**SET TASK:** Reproduce exactly the lines from the line containing "Convert this screenshot" through the end of the records below, including both ends, and nothing else.

**THE INPUT:**
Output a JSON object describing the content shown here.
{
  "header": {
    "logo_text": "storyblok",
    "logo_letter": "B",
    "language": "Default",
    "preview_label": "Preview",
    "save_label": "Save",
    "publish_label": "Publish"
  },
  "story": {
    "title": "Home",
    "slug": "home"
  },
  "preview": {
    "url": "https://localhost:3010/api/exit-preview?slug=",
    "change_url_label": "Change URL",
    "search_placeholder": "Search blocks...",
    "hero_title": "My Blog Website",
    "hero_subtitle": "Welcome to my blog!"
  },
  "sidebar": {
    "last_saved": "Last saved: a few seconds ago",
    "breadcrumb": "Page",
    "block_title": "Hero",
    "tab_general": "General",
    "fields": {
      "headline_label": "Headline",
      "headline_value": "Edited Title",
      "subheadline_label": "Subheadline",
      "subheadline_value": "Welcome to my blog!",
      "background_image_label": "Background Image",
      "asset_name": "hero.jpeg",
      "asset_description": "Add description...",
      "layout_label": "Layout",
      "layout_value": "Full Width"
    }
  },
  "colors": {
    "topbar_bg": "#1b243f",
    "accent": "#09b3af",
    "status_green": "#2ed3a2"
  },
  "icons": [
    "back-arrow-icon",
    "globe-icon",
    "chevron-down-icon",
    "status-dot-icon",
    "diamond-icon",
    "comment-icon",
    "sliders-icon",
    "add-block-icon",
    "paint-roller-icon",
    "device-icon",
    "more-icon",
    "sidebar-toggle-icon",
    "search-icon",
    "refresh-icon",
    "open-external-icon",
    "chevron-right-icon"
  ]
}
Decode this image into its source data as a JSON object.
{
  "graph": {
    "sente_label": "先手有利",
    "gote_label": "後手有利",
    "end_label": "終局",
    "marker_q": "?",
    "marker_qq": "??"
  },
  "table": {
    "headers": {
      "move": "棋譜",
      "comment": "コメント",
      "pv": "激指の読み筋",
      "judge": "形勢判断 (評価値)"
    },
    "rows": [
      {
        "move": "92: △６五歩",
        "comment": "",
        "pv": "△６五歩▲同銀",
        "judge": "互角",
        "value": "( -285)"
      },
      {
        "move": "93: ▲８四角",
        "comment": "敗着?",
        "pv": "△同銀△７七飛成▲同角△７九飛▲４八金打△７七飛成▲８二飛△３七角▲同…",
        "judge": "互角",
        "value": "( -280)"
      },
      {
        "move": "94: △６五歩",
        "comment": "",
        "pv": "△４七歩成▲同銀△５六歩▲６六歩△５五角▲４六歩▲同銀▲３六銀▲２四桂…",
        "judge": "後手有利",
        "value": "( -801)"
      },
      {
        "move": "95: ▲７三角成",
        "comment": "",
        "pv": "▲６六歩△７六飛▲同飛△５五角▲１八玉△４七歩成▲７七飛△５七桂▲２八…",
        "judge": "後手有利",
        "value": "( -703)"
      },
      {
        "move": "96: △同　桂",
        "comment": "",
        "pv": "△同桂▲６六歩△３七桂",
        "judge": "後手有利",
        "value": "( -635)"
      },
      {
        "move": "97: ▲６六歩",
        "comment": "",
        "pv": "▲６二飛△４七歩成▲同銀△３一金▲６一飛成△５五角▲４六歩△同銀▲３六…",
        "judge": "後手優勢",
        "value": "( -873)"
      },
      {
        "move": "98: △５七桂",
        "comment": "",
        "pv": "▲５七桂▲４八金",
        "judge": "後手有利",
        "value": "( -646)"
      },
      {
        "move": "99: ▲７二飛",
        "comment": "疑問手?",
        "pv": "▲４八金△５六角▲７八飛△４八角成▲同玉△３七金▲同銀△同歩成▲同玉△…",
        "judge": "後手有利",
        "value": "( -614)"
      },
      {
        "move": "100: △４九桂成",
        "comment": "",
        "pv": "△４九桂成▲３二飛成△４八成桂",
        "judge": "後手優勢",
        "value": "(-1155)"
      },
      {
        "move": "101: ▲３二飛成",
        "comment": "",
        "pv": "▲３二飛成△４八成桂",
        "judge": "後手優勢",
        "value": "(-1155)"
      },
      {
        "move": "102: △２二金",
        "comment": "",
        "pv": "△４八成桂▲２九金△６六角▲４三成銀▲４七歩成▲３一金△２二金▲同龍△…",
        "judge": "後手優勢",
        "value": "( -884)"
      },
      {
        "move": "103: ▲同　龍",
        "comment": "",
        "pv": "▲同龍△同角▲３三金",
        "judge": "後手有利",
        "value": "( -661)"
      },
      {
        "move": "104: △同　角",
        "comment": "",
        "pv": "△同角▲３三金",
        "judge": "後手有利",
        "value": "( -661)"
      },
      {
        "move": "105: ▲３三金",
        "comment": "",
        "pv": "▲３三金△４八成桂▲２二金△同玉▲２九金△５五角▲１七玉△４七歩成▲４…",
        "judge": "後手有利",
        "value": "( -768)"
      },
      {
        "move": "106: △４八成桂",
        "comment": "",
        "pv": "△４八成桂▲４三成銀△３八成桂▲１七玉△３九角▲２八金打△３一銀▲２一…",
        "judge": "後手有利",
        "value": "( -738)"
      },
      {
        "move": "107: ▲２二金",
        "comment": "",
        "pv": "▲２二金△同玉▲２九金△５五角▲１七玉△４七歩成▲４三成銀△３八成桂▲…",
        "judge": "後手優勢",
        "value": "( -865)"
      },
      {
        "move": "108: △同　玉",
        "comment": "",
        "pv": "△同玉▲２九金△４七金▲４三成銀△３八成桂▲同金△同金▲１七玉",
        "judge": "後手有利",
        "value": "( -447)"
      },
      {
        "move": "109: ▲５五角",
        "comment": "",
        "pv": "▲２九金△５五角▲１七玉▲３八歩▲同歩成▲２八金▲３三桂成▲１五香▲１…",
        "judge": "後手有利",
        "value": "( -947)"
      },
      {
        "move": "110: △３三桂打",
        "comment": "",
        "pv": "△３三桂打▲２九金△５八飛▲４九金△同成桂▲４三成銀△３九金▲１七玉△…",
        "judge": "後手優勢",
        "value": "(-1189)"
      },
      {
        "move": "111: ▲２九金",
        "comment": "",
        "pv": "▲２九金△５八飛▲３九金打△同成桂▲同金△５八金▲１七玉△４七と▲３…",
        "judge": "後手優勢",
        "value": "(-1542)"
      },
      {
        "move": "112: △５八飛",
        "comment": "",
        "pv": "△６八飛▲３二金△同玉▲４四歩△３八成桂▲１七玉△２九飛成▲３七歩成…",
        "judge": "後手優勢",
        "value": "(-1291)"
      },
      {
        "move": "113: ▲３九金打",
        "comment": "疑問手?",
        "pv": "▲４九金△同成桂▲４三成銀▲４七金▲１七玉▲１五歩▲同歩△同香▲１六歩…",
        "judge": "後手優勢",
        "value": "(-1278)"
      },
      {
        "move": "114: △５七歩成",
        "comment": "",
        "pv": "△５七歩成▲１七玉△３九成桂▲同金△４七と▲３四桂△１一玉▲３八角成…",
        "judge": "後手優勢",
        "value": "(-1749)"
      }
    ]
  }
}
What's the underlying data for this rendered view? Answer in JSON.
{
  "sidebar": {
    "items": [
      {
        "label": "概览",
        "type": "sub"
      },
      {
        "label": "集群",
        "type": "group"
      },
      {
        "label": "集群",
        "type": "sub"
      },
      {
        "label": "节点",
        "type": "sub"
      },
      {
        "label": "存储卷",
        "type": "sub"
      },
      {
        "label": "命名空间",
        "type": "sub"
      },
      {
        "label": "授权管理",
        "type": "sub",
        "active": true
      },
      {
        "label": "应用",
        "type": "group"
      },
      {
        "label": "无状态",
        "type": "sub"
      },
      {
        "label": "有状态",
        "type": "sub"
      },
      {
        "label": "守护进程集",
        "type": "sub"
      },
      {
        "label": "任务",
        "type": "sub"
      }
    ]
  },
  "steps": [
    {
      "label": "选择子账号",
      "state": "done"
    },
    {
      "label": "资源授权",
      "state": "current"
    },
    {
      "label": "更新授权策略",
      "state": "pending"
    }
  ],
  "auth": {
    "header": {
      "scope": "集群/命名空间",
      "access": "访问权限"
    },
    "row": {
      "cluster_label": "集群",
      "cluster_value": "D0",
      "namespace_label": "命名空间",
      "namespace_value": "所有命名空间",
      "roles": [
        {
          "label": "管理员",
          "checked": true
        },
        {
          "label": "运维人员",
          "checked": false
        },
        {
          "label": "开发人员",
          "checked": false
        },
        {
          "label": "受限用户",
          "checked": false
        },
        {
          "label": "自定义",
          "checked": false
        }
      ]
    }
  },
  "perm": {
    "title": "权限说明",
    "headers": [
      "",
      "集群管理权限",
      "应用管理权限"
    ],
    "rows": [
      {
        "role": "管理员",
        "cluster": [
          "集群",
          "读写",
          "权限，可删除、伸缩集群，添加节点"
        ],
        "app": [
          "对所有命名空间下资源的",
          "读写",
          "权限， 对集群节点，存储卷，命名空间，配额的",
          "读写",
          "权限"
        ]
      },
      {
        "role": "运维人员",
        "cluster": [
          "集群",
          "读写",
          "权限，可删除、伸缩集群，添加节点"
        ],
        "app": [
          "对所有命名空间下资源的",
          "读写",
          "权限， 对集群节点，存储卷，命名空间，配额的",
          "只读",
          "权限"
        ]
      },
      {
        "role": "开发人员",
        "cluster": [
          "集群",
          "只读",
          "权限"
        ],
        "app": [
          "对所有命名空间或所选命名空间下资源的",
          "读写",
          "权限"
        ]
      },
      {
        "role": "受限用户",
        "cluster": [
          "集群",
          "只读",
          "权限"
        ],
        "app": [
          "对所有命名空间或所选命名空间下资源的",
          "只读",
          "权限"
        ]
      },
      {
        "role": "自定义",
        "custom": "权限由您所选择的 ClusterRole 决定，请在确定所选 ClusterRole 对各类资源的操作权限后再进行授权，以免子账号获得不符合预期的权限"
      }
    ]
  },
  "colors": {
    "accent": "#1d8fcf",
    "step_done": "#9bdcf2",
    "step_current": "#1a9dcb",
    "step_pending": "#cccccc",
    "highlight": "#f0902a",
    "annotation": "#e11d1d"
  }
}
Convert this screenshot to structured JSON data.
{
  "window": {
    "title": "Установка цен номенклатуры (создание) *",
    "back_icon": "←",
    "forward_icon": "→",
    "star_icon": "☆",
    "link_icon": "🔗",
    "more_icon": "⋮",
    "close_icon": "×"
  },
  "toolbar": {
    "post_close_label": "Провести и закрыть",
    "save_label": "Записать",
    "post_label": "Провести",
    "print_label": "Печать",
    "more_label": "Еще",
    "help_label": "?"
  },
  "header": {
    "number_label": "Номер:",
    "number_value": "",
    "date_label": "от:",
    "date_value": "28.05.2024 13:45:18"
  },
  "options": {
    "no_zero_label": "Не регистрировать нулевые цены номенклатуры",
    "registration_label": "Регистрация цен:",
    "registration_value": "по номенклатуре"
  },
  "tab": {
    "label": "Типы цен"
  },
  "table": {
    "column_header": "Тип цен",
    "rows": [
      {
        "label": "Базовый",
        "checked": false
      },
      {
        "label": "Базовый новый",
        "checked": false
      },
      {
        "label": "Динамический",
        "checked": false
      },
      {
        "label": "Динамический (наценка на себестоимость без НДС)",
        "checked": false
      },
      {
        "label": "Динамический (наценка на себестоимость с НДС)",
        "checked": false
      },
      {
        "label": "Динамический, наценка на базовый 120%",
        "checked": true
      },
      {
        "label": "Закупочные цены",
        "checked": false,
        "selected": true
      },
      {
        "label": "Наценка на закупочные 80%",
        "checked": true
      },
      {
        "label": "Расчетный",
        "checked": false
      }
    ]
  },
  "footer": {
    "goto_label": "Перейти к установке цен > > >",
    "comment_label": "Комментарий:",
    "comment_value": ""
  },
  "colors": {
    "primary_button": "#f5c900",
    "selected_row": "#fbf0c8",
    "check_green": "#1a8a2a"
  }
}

**TASK RESPONSE:**
Convert this screenshot to structured JSON data.
{
  "window": {
    "title": "Установка цен номенклатуры (создание) *",
    "back_icon": "←",
    "forward_icon": "→",
    "star_icon": "☆",
    "link_icon": "🔗",
    "more_icon": "⋮",
    "close_icon": "×"
  },
  "toolbar": {
    "post_close_label": "Провести и закрыть",
    "save_label": "Записать",
    "post_label": "Провести",
    "print_label": "Печать",
    "more_label": "Еще",
    "help_label": "?"
  },
  "header": {
    "number_label": "Номер:",
    "number_value": "",
    "date_label": "от:",
    "date_value": "28.05.2024 13:45:18"
  },
  "options": {
    "no_zero_label": "Не регистрировать нулевые цены номенклатуры",
    "registration_label": "Регистрация цен:",
    "registration_value": "по номенклатуре"
  },
  "tab": {
    "label": "Типы цен"
  },
  "table": {
    "column_header": "Тип цен",
    "rows": [
      {
        "label": "Базовый",
        "checked": false
      },
      {
        "label": "Базовый новый",
        "checked": false
      },
      {
        "label": "Динамический",
        "checked": false
      },
      {
        "label": "Динамический (наценка на себестоимость без НДС)",
        "checked": false
      },
      {
        "label": "Динамический (наценка на себестоимость с НДС)",
        "checked": false
      },
      {
        "label": "Динамический, наценка на базовый 120%",
        "checked": true
      },
      {
        "label": "Закупочные цены",
        "checked": false,
        "selected": true
      },
      {
        "label": "Наценка на закупочные 80%",
        "checked": true
      },
      {
        "label": "Расчетный",
        "checked": false
      }
    ]
  },
  "footer": {
    "goto_label": "Перейти к установке цен > > >",
    "comment_label": "Комментарий:",
    "comment_value": ""
  },
  "colors": {
    "primary_button": "#f5c900",
    "selected_row": "#fbf0c8",
    "check_green": "#1a8a2a"
  }
}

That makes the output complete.